- [Instructions for the task] Please give the entries again in full and exactly, without any picture.

[Raw records]
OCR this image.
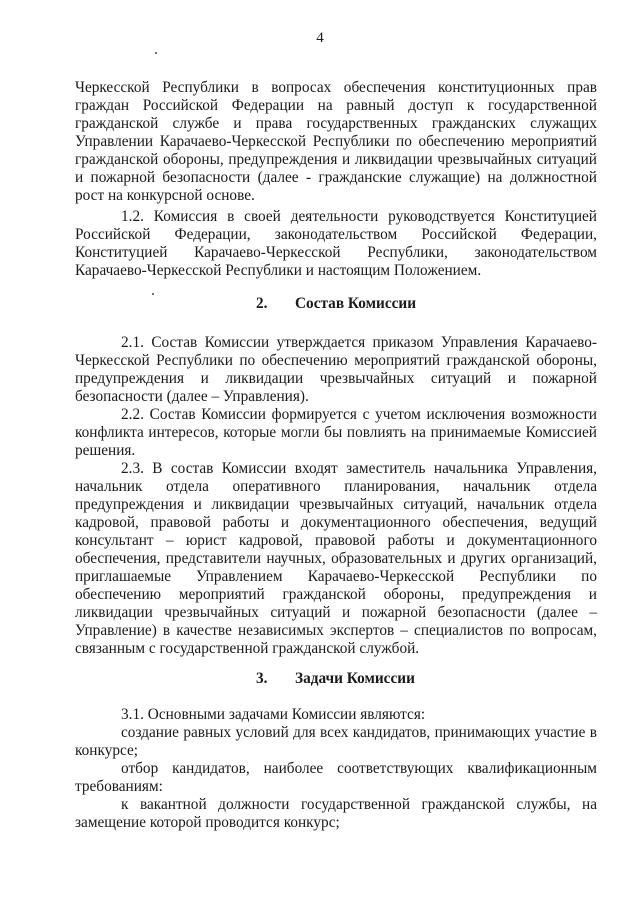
4
Черкесской Республики в вопросах обеспечения конституционных прав
граждан Российской Федерации на равный доступ к государственной
гражданской службе и права государственных гражданских служащих
Управлении Карачаево-Черкесской Республики по обеспечению мероприятий
гражданской обороны, предупреждения и ликвидации чрезвычайных ситуаций
и пожарной безопасности (далее - гражданские служащие) на должностной
рост на конкурсной основе.
1.2. Комиссия в своей деятельности руководствуется Конституцией
Российской Федерации, законодательством Российской Федерации,
Конституцией Карачаево-Черкесской Республики, законодательством
Карачаево-Черкесской Республики и настоящим Положением.
2. Состав Комиссии
2.1. Состав Комиссии утверждается приказом Управления Карачаево-
Черкесской Республики по обеспечению мероприятий гражданской обороны,
предупреждения и ликвидации чрезвычайных ситуаций и пожарной
безопасности (далее – Управления).
2.2. Состав Комиссии формируется с учетом исключения возможности
конфликта интересов, которые могли бы повлиять на принимаемые Комиссией
решения.
2.3. В состав Комиссии входят заместитель начальника Управления,
начальник отдела оперативного планирования, начальник отдела
предупреждения и ликвидации чрезвычайных ситуаций, начальник отдела
кадровой, правовой работы и документационного обеспечения, ведущий
консультант – юрист кадровой, правовой работы и документационного
обеспечения, представители научных, образовательных и других организаций,
приглашаемые Управлением Карачаево-Черкесской Республики по
обеспечению мероприятий гражданской обороны, предупреждения и
ликвидации чрезвычайных ситуаций и пожарной безопасности (далее –
Управление) в качестве независимых экспертов – специалистов по вопросам,
связанным с государственной гражданской службой.
3. Задачи Комиссии
3.1. Основными задачами Комиссии являются:
создание равных условий для всех кандидатов, принимающих участие в
конкурсе;
отбор кандидатов, наиболее соответствующих квалификационным
требованиям:
к вакантной должности государственной гражданской службы, на
замещение которой проводится конкурс;
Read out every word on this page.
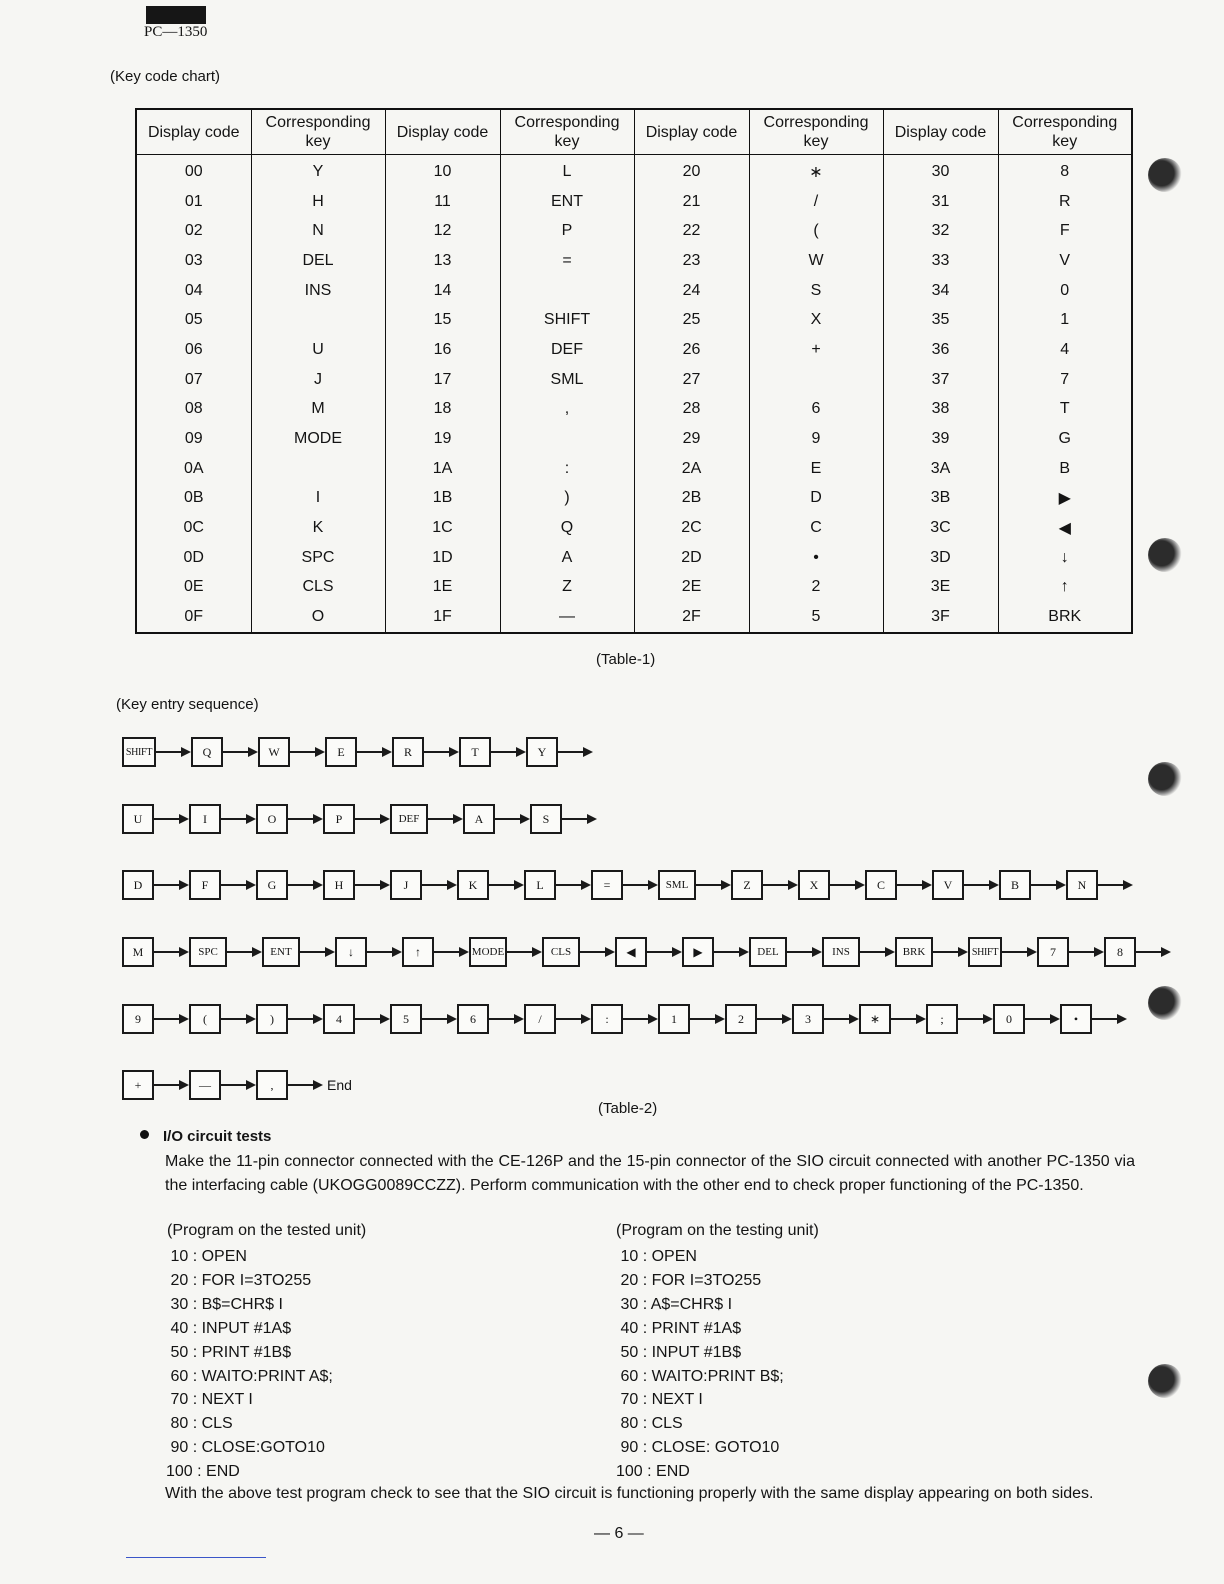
PC—1350
(Key code chart)
Display code	Corresponding key	Display code	Corresponding key	Display code	Corresponding key	Display code	Corresponding key
00	Y	10	L	20	∗	30	8
01	H	11	ENT	21	/	31	R
02	N	12	P	22	(	32	F
03	DEL	13	=	23	W	33	V
04	INS	14		24	S	34	0
05		15	SHIFT	25	X	35	1
06	U	16	DEF	26	+	36	4
07	J	17	SML	27		37	7
08	M	18	,	28	6	38	T
09	MODE	19		29	9	39	G
0A		1A	:	2A	E	3A	B
0B	I	1B	)	2B	D	3B	▶
0C	K	1C	Q	2C	C	3C	◀
0D	SPC	1D	A	2D	•	3D	↓
0E	CLS	1E	Z	2E	2	3E	↑
0F	O	1F	—	2F	5	3F	BRK
(Table-1)
(Key entry sequence)
SHIFT	Q	W	E	R	T	Y
U	I	O	P	DEF	A	S
D	F	G	H	J	K	L	=	SML	Z	X	C	V	B	N
M	SPC	ENT	↓	↑	MODE	CLS	◀	▶	DEL	INS	BRK	SHIFT	7	8
9	(	)	4	5	6	/	:	1	2	3	∗	;	0	•
+	—	,	End
(Table-2)
I/O circuit tests
Make the 11-pin connector connected with the CE-126P and the 15-pin connector of the SIO circuit connected with another PC-1350 via the interfacing cable (UKOGG0089CCZZ). Perform communication with the other end to check proper functioning of the PC-1350.
(Program on the tested unit)	(Program on the testing unit)
10 : OPEN
20 : FOR I=3TO255
30 : B$=CHR$ I
40 : INPUT #1A$
50 : PRINT #1B$
60 : WAITO:PRINT A$;
70 : NEXT I
80 : CLS
90 : CLOSE:GOTO10
100 : END
10 : OPEN
20 : FOR I=3TO255
30 : A$=CHR$ I
40 : PRINT #1A$
50 : INPUT #1B$
60 : WAITO:PRINT B$;
70 : NEXT I
80 : CLS
90 : CLOSE: GOTO10
100 : END
With the above test program check to see that the SIO circuit is functioning properly with the same display appearing on both sides.
— 6 —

- [Response below]
OCR this image.
4
Черкесской Республики в вопросах обеспечения конституционных прав
граждан Российской Федерации на равный доступ к государственной
гражданской службе и права государственных гражданских служащих
Управлении Карачаево-Черкесской Республики по обеспечению мероприятий
гражданской обороны, предупреждения и ликвидации чрезвычайных ситуаций
и пожарной безопасности (далее - гражданские служащие) на должностной
рост на конкурсной основе.
1.2. Комиссия в своей деятельности руководствуется Конституцией
Российской Федерации, законодательством Российской Федерации,
Конституцией Карачаево-Черкесской Республики, законодательством
Карачаево-Черкесской Республики и настоящим Положением.
2. Состав Комиссии
2.1. Состав Комиссии утверждается приказом Управления Карачаево-
Черкесской Республики по обеспечению мероприятий гражданской обороны,
предупреждения и ликвидации чрезвычайных ситуаций и пожарной
безопасности (далее – Управления).
2.2. Состав Комиссии формируется с учетом исключения возможности
конфликта интересов, которые могли бы повлиять на принимаемые Комиссией
решения.
2.3. В состав Комиссии входят заместитель начальника Управления,
начальник отдела оперативного планирования, начальник отдела
предупреждения и ликвидации чрезвычайных ситуаций, начальник отдела
кадровой, правовой работы и документационного обеспечения, ведущий
консультант – юрист кадровой, правовой работы и документационного
обеспечения, представители научных, образовательных и других организаций,
приглашаемые Управлением Карачаево-Черкесской Республики по
обеспечению мероприятий гражданской обороны, предупреждения и
ликвидации чрезвычайных ситуаций и пожарной безопасности (далее –
Управление) в качестве независимых экспертов – специалистов по вопросам,
связанным с государственной гражданской службой.
3. Задачи Комиссии
3.1. Основными задачами Комиссии являются:
создание равных условий для всех кандидатов, принимающих участие в
конкурсе;
отбор кандидатов, наиболее соответствующих квалификационным
требованиям:
к вакантной должности государственной гражданской службы, на
замещение которой проводится конкурс;
Read out every word on this page.
PC—1350
(Key code chart)
Display code	Corresponding key	Display code	Corresponding key	Display code	Corresponding key	Display code	Corresponding key
00	Y	10	L	20	∗	30	8
01	H	11	ENT	21	/	31	R
02	N	12	P	22	(	32	F
03	DEL	13	=	23	W	33	V
04	INS	14		24	S	34	0
05		15	SHIFT	25	X	35	1
06	U	16	DEF	26	+	36	4
07	J	17	SML	27		37	7
08	M	18	,	28	6	38	T
09	MODE	19		29	9	39	G
0A		1A	:	2A	E	3A	B
0B	I	1B	)	2B	D	3B	▶
0C	K	1C	Q	2C	C	3C	◀
0D	SPC	1D	A	2D	•	3D	↓
0E	CLS	1E	Z	2E	2	3E	↑
0F	O	1F	—	2F	5	3F	BRK
(Table-1)
(Key entry sequence)
SHIFT	Q	W	E	R	T	Y
U	I	O	P	DEF	A	S
D	F	G	H	J	K	L	=	SML	Z	X	C	V	B	N
M	SPC	ENT	↓	↑	MODE	CLS	◀	▶	DEL	INS	BRK	SHIFT	7	8
9	(	)	4	5	6	/	:	1	2	3	∗	;	0	•
+	—	,	End
(Table-2)
I/O circuit tests
Make the 11-pin connector connected with the CE-126P and the 15-pin connector of the SIO circuit connected with another PC-1350 via the interfacing cable (UKOGG0089CCZZ). Perform communication with the other end to check proper functioning of the PC-1350.
(Program on the tested unit)	(Program on the testing unit)
10 : OPEN
20 : FOR I=3TO255
30 : B$=CHR$ I
40 : INPUT #1A$
50 : PRINT #1B$
60 : WAITO:PRINT A$;
70 : NEXT I
80 : CLS
90 : CLOSE:GOTO10
100 : END
10 : OPEN
20 : FOR I=3TO255
30 : A$=CHR$ I
40 : PRINT #1A$
50 : INPUT #1B$
60 : WAITO:PRINT B$;
70 : NEXT I
80 : CLS
90 : CLOSE: GOTO10
100 : END
With the above test program check to see that the SIO circuit is functioning properly with the same display appearing on both sides.
— 6 —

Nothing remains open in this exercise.